Segment Open
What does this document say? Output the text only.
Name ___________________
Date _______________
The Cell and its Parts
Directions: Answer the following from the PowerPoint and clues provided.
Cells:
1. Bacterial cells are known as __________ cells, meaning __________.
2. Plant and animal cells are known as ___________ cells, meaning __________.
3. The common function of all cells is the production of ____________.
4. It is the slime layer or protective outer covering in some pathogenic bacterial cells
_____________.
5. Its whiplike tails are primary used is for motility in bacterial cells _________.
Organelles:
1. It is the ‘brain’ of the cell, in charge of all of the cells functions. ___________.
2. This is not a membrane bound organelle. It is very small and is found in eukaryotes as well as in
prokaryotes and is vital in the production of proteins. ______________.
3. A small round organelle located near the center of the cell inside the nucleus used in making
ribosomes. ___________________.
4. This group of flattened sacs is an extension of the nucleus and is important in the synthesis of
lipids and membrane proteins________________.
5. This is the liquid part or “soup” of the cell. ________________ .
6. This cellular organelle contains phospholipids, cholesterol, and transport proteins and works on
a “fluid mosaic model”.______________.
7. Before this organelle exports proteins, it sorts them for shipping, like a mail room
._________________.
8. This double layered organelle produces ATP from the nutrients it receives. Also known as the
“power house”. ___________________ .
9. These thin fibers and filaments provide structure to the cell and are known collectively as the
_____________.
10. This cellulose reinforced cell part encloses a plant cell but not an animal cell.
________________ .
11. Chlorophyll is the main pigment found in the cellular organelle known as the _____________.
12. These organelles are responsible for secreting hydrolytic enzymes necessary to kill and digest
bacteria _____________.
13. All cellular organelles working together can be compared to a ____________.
Segment Closed
### TASK TO COMPLETE
Copy each line above containing the string "nucleus".

### WRITTEN ANSWER
3. A small round organelle located near the center of the cell inside the nucleus used in making
4. This group of flattened sacs is an extension of the nucleus and is important in the synthesis of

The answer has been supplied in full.